■ **What to produce**
Select every line below containing the word "title".
□ □ □ □ □ □ □
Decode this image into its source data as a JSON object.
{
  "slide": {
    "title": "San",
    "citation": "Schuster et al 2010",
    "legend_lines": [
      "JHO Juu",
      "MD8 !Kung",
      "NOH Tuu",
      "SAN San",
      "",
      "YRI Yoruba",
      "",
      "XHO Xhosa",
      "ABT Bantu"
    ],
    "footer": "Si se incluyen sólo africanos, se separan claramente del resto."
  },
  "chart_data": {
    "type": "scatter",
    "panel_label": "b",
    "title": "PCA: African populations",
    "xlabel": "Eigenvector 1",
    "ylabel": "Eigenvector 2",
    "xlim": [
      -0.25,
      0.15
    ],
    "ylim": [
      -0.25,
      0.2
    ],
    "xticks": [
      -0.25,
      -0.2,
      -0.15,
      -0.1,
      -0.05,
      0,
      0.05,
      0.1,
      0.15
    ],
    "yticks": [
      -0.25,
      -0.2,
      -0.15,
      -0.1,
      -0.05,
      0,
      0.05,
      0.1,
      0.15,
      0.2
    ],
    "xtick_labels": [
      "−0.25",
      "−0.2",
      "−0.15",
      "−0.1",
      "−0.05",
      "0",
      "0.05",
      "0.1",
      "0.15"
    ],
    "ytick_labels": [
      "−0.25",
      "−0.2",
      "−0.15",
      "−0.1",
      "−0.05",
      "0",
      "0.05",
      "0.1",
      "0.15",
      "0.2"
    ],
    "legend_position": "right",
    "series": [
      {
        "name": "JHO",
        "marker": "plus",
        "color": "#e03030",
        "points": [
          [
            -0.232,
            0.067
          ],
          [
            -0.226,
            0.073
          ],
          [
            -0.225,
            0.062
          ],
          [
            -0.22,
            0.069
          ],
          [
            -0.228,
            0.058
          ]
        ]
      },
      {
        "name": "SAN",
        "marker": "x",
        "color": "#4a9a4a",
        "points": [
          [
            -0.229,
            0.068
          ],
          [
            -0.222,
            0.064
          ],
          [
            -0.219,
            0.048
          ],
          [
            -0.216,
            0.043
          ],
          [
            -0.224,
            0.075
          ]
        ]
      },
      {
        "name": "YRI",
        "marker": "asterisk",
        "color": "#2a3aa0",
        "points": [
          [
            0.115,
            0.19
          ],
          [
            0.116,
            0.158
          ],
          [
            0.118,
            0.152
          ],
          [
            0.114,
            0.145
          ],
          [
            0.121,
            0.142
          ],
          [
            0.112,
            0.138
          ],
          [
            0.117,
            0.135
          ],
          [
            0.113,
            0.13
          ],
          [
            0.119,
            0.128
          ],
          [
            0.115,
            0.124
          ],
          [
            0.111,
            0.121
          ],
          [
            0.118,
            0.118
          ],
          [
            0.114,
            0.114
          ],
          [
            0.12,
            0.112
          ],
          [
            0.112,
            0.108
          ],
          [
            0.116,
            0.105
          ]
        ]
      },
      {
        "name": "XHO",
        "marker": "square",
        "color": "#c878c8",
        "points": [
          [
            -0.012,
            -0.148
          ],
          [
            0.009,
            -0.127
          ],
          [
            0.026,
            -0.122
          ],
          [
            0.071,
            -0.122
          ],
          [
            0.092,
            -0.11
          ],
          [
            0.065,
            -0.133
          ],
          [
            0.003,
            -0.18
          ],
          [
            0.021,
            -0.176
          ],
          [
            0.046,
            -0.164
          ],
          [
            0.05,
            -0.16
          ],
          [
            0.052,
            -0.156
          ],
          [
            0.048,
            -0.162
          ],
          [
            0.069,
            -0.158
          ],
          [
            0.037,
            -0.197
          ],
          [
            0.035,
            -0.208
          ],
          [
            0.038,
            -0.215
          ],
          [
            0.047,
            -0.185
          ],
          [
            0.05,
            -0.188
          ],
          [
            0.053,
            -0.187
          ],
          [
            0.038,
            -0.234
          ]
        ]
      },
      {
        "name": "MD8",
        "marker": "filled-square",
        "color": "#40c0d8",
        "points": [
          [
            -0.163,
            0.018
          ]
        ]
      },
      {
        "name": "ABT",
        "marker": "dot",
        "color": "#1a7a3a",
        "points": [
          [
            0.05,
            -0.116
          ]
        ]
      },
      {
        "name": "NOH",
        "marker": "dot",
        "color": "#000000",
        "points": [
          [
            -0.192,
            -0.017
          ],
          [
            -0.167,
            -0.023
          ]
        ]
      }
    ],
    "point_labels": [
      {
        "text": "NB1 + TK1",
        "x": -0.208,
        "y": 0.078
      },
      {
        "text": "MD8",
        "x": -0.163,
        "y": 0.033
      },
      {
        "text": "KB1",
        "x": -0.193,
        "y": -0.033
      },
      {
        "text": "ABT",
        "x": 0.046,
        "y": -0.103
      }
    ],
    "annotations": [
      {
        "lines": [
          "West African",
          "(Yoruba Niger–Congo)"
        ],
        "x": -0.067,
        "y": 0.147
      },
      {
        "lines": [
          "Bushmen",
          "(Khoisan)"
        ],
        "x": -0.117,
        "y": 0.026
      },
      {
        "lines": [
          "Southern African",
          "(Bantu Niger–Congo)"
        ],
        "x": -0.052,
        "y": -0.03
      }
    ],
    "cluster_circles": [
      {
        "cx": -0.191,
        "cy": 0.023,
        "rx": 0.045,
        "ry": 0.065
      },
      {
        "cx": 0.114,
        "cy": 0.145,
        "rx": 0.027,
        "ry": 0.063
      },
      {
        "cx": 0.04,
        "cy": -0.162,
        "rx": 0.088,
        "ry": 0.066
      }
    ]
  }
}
□ □ □ □ □ □ □
■ **Result for this exercise**
    "title": "San",
    "title": "PCA: African populations",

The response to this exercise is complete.